**WRITTEN REQUEST:**
Repeat the records below exactly as they appear.

— begin MATERIAL FOR THIS TASK —

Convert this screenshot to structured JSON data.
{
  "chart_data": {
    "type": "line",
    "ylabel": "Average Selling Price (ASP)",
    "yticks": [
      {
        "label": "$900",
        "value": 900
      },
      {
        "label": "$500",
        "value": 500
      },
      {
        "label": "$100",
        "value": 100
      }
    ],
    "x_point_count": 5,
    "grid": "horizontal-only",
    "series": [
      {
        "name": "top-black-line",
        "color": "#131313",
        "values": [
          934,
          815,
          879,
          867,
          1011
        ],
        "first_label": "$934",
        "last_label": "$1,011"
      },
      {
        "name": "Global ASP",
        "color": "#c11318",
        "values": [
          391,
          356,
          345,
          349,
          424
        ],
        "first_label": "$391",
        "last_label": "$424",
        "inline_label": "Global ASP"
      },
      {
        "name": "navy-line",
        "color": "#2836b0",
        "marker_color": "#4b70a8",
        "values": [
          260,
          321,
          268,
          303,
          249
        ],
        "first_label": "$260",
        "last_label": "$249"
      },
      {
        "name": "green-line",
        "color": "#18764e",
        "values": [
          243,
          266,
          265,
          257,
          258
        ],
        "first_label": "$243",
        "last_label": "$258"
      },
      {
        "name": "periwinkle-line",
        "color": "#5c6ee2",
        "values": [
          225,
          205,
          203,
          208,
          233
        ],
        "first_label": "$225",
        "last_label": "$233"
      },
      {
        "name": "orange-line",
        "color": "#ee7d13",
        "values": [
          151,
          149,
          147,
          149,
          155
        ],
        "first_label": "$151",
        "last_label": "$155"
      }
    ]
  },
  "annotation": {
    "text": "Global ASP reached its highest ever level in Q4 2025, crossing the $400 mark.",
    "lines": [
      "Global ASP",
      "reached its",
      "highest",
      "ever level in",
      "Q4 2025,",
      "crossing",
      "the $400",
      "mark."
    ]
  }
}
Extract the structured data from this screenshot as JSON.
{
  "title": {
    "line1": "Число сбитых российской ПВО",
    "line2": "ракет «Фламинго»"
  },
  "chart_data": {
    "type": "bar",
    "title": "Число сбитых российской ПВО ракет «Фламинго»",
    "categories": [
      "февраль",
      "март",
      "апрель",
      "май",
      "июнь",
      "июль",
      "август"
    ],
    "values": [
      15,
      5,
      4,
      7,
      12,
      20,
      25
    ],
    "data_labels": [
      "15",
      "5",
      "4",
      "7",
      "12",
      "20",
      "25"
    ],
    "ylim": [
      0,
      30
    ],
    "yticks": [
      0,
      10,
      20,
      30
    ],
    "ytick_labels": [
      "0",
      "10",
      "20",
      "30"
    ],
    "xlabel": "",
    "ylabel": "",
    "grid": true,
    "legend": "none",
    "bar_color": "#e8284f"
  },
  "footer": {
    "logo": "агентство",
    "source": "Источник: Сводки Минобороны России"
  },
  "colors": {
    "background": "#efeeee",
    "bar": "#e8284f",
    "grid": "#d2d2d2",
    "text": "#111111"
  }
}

— end MATERIAL FOR THIS TASK —

**THE ANSWER:**
Convert this screenshot to structured JSON data.
{
  "chart_data": {
    "type": "line",
    "ylabel": "Average Selling Price (ASP)",
    "yticks": [
      {
        "label": "$900",
        "value": 900
      },
      {
        "label": "$500",
        "value": 500
      },
      {
        "label": "$100",
        "value": 100
      }
    ],
    "x_point_count": 5,
    "grid": "horizontal-only",
    "series": [
      {
        "name": "top-black-line",
        "color": "#131313",
        "values": [
          934,
          815,
          879,
          867,
          1011
        ],
        "first_label": "$934",
        "last_label": "$1,011"
      },
      {
        "name": "Global ASP",
        "color": "#c11318",
        "values": [
          391,
          356,
          345,
          349,
          424
        ],
        "first_label": "$391",
        "last_label": "$424",
        "inline_label": "Global ASP"
      },
      {
        "name": "navy-line",
        "color": "#2836b0",
        "marker_color": "#4b70a8",
        "values": [
          260,
          321,
          268,
          303,
          249
        ],
        "first_label": "$260",
        "last_label": "$249"
      },
      {
        "name": "green-line",
        "color": "#18764e",
        "values": [
          243,
          266,
          265,
          257,
          258
        ],
        "first_label": "$243",
        "last_label": "$258"
      },
      {
        "name": "periwinkle-line",
        "color": "#5c6ee2",
        "values": [
          225,
          205,
          203,
          208,
          233
        ],
        "first_label": "$225",
        "last_label": "$233"
      },
      {
        "name": "orange-line",
        "color": "#ee7d13",
        "values": [
          151,
          149,
          147,
          149,
          155
        ],
        "first_label": "$151",
        "last_label": "$155"
      }
    ]
  },
  "annotation": {
    "text": "Global ASP reached its highest ever level in Q4 2025, crossing the $400 mark.",
    "lines": [
      "Global ASP",
      "reached its",
      "highest",
      "ever level in",
      "Q4 2025,",
      "crossing",
      "the $400",
      "mark."
    ]
  }
}
Extract the structured data from this screenshot as JSON.
{
  "title": {
    "line1": "Число сбитых российской ПВО",
    "line2": "ракет «Фламинго»"
  },
  "chart_data": {
    "type": "bar",
    "title": "Число сбитых российской ПВО ракет «Фламинго»",
    "categories": [
      "февраль",
      "март",
      "апрель",
      "май",
      "июнь",
      "июль",
      "август"
    ],
    "values": [
      15,
      5,
      4,
      7,
      12,
      20,
      25
    ],
    "data_labels": [
      "15",
      "5",
      "4",
      "7",
      "12",
      "20",
      "25"
    ],
    "ylim": [
      0,
      30
    ],
    "yticks": [
      0,
      10,
      20,
      30
    ],
    "ytick_labels": [
      "0",
      "10",
      "20",
      "30"
    ],
    "xlabel": "",
    "ylabel": "",
    "grid": true,
    "legend": "none",
    "bar_color": "#e8284f"
  },
  "footer": {
    "logo": "агентство",
    "source": "Источник: Сводки Минобороны России"
  },
  "colors": {
    "background": "#efeeee",
    "bar": "#e8284f",
    "grid": "#d2d2d2",
    "text": "#111111"
  }
}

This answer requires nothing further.